╭─ GIVEN RECORDS

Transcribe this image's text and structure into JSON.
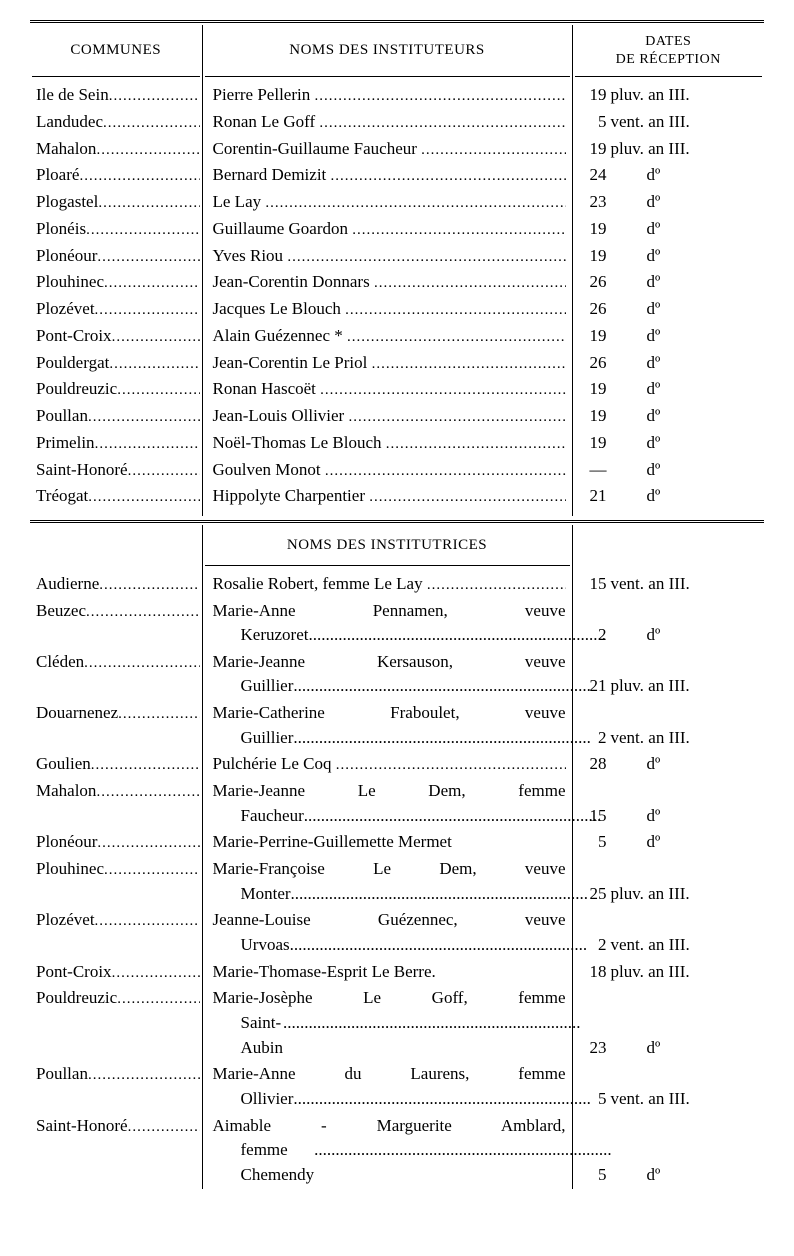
{
  "headers": {
    "communes": "COMMUNES",
    "noms_m": "NOMS DES INSTITUTEURS",
    "noms_f": "NOMS DES INSTITUTRICES",
    "dates_l1": "DATES",
    "dates_l2": "DE RÉCEPTION"
  },
  "instituteurs": [
    {
      "commune": "Ile de Sein",
      "nom": "Pierre Pellerin",
      "date_num": "19",
      "date_rest": "pluv. an III."
    },
    {
      "commune": "Landudec",
      "nom": "Ronan Le Goff",
      "date_num": "5",
      "date_rest": "vent. an III."
    },
    {
      "commune": "Mahalon",
      "nom": "Corentin-Guillaume Faucheur",
      "date_num": "19",
      "date_rest": "pluv. an III."
    },
    {
      "commune": "Ploaré",
      "nom": "Bernard Demizit",
      "date_num": "24",
      "date_do": "dº"
    },
    {
      "commune": "Plogastel",
      "nom": "Le Lay",
      "date_num": "23",
      "date_do": "dº"
    },
    {
      "commune": "Plonéis",
      "nom": "Guillaume Goardon",
      "date_num": "19",
      "date_do": "dº"
    },
    {
      "commune": "Plonéour",
      "nom": "Yves Riou",
      "date_num": "19",
      "date_do": "dº"
    },
    {
      "commune": "Plouhinec",
      "nom": "Jean-Corentin Donnars",
      "date_num": "26",
      "date_do": "dº"
    },
    {
      "commune": "Plozévet",
      "nom": "Jacques Le Blouch",
      "date_num": "26",
      "date_do": "dº"
    },
    {
      "commune": "Pont-Croix",
      "nom": "Alain Guézennec *",
      "date_num": "19",
      "date_do": "dº"
    },
    {
      "commune": "Pouldergat",
      "nom": "Jean-Corentin Le Priol",
      "date_num": "26",
      "date_do": "dº"
    },
    {
      "commune": "Pouldreuzic",
      "nom": "Ronan Hascoët",
      "date_num": "19",
      "date_do": "dº"
    },
    {
      "commune": "Poullan",
      "nom": "Jean-Louis Ollivier",
      "date_num": "19",
      "date_do": "dº"
    },
    {
      "commune": "Primelin",
      "nom": "Noël-Thomas Le Blouch",
      "date_num": "19",
      "date_do": "dº"
    },
    {
      "commune": "Saint-Honoré",
      "nom": "Goulven Monot",
      "date_num": "—",
      "date_do": "dº"
    },
    {
      "commune": "Tréogat",
      "nom": "Hippolyte Charpentier",
      "date_num": "21",
      "date_do": "dº"
    }
  ],
  "institutrices": [
    {
      "commune": "Audierne",
      "nom": "Rosalie Robert, femme Le Lay",
      "date_num": "15",
      "date_rest": "vent. an III."
    },
    {
      "commune": "Beuzec",
      "nom_l1": "Marie-Anne Pennamen, veuve",
      "nom_l2": "Keruzoret",
      "date_num": "2",
      "date_do": "dº"
    },
    {
      "commune": "Cléden",
      "nom_l1": "Marie-Jeanne Kersauson, veuve",
      "nom_l2": "Guillier",
      "date_num": "21",
      "date_rest": "pluv. an III."
    },
    {
      "commune": "Douarnenez",
      "nom_l1": "Marie-Catherine Fraboulet, veuve",
      "nom_l2": "Guillier",
      "date_num": "2",
      "date_rest": "vent. an III."
    },
    {
      "commune": "Goulien",
      "nom": "Pulchérie Le Coq",
      "date_num": "28",
      "date_do": "dº"
    },
    {
      "commune": "Mahalon",
      "nom_l1": "Marie-Jeanne Le Dem, femme",
      "nom_l2": "Faucheur",
      "date_num": "15",
      "date_do": "dº"
    },
    {
      "commune": "Plonéour",
      "nom": "Marie-Perrine-Guillemette Mermet",
      "date_num": "5",
      "date_do": "dº",
      "nodots": true
    },
    {
      "commune": "Plouhinec",
      "nom_l1": "Marie-Françoise Le Dem, veuve",
      "nom_l2": "Monter",
      "date_num": "25",
      "date_rest": "pluv. an III."
    },
    {
      "commune": "Plozévet",
      "nom_l1": "Jeanne-Louise Guézennec, veuve",
      "nom_l2": "Urvoas",
      "date_num": "2",
      "date_rest": "vent. an III."
    },
    {
      "commune": "Pont-Croix",
      "nom": "Marie-Thomase-Esprit Le Berre.",
      "date_num": "18",
      "date_rest": "pluv. an III.",
      "nodots": true
    },
    {
      "commune": "Pouldreuzic",
      "nom_l1": "Marie-Josèphe Le Goff, femme",
      "nom_l2": "Saint-Aubin",
      "date_num": "23",
      "date_do": "dº"
    },
    {
      "commune": "Poullan",
      "nom_l1": "Marie-Anne du Laurens, femme",
      "nom_l2": "Ollivier",
      "date_num": "5",
      "date_rest": "vent. an III."
    },
    {
      "commune": "Saint-Honoré",
      "nom_l1": "Aimable - Marguerite Amblard,",
      "nom_l2": "femme Chemendy",
      "date_num": "5",
      "date_do": "dº"
    }
  ],
  "dots": "......................................................................",
  "dots_short": "....................."
}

╰─

-- PROMPT --
Please set down each line of the data above exactly as written, without the pictures.

-- TASK ANSWER --
Transcribe this image's text and structure into JSON.
{
  "headers": {
    "communes": "COMMUNES",
    "noms_m": "NOMS DES INSTITUTEURS",
    "noms_f": "NOMS DES INSTITUTRICES",
    "dates_l1": "DATES",
    "dates_l2": "DE RÉCEPTION"
  },
  "instituteurs": [
    {
      "commune": "Ile de Sein",
      "nom": "Pierre Pellerin",
      "date_num": "19",
      "date_rest": "pluv. an III."
    },
    {
      "commune": "Landudec",
      "nom": "Ronan Le Goff",
      "date_num": "5",
      "date_rest": "vent. an III."
    },
    {
      "commune": "Mahalon",
      "nom": "Corentin-Guillaume Faucheur",
      "date_num": "19",
      "date_rest": "pluv. an III."
    },
    {
      "commune": "Ploaré",
      "nom": "Bernard Demizit",
      "date_num": "24",
      "date_do": "dº"
    },
    {
      "commune": "Plogastel",
      "nom": "Le Lay",
      "date_num": "23",
      "date_do": "dº"
    },
    {
      "commune": "Plonéis",
      "nom": "Guillaume Goardon",
      "date_num": "19",
      "date_do": "dº"
    },
    {
      "commune": "Plonéour",
      "nom": "Yves Riou",
      "date_num": "19",
      "date_do": "dº"
    },
    {
      "commune": "Plouhinec",
      "nom": "Jean-Corentin Donnars",
      "date_num": "26",
      "date_do": "dº"
    },
    {
      "commune": "Plozévet",
      "nom": "Jacques Le Blouch",
      "date_num": "26",
      "date_do": "dº"
    },
    {
      "commune": "Pont-Croix",
      "nom": "Alain Guézennec *",
      "date_num": "19",
      "date_do": "dº"
    },
    {
      "commune": "Pouldergat",
      "nom": "Jean-Corentin Le Priol",
      "date_num": "26",
      "date_do": "dº"
    },
    {
      "commune": "Pouldreuzic",
      "nom": "Ronan Hascoët",
      "date_num": "19",
      "date_do": "dº"
    },
    {
      "commune": "Poullan",
      "nom": "Jean-Louis Ollivier",
      "date_num": "19",
      "date_do": "dº"
    },
    {
      "commune": "Primelin",
      "nom": "Noël-Thomas Le Blouch",
      "date_num": "19",
      "date_do": "dº"
    },
    {
      "commune": "Saint-Honoré",
      "nom": "Goulven Monot",
      "date_num": "—",
      "date_do": "dº"
    },
    {
      "commune": "Tréogat",
      "nom": "Hippolyte Charpentier",
      "date_num": "21",
      "date_do": "dº"
    }
  ],
  "institutrices": [
    {
      "commune": "Audierne",
      "nom": "Rosalie Robert, femme Le Lay",
      "date_num": "15",
      "date_rest": "vent. an III."
    },
    {
      "commune": "Beuzec",
      "nom_l1": "Marie-Anne Pennamen, veuve",
      "nom_l2": "Keruzoret",
      "date_num": "2",
      "date_do": "dº"
    },
    {
      "commune": "Cléden",
      "nom_l1": "Marie-Jeanne Kersauson, veuve",
      "nom_l2": "Guillier",
      "date_num": "21",
      "date_rest": "pluv. an III."
    },
    {
      "commune": "Douarnenez",
      "nom_l1": "Marie-Catherine Fraboulet, veuve",
      "nom_l2": "Guillier",
      "date_num": "2",
      "date_rest": "vent. an III."
    },
    {
      "commune": "Goulien",
      "nom": "Pulchérie Le Coq",
      "date_num": "28",
      "date_do": "dº"
    },
    {
      "commune": "Mahalon",
      "nom_l1": "Marie-Jeanne Le Dem, femme",
      "nom_l2": "Faucheur",
      "date_num": "15",
      "date_do": "dº"
    },
    {
      "commune": "Plonéour",
      "nom": "Marie-Perrine-Guillemette Mermet",
      "date_num": "5",
      "date_do": "dº",
      "nodots": true
    },
    {
      "commune": "Plouhinec",
      "nom_l1": "Marie-Françoise Le Dem, veuve",
      "nom_l2": "Monter",
      "date_num": "25",
      "date_rest": "pluv. an III."
    },
    {
      "commune": "Plozévet",
      "nom_l1": "Jeanne-Louise Guézennec, veuve",
      "nom_l2": "Urvoas",
      "date_num": "2",
      "date_rest": "vent. an III."
    },
    {
      "commune": "Pont-Croix",
      "nom": "Marie-Thomase-Esprit Le Berre.",
      "date_num": "18",
      "date_rest": "pluv. an III.",
      "nodots": true
    },
    {
      "commune": "Pouldreuzic",
      "nom_l1": "Marie-Josèphe Le Goff, femme",
      "nom_l2": "Saint-Aubin",
      "date_num": "23",
      "date_do": "dº"
    },
    {
      "commune": "Poullan",
      "nom_l1": "Marie-Anne du Laurens, femme",
      "nom_l2": "Ollivier",
      "date_num": "5",
      "date_rest": "vent. an III."
    },
    {
      "commune": "Saint-Honoré",
      "nom_l1": "Aimable - Marguerite Amblard,",
      "nom_l2": "femme Chemendy",
      "date_num": "5",
      "date_do": "dº"
    }
  ],
  "dots": "......................................................................",
  "dots_short": "....................."
}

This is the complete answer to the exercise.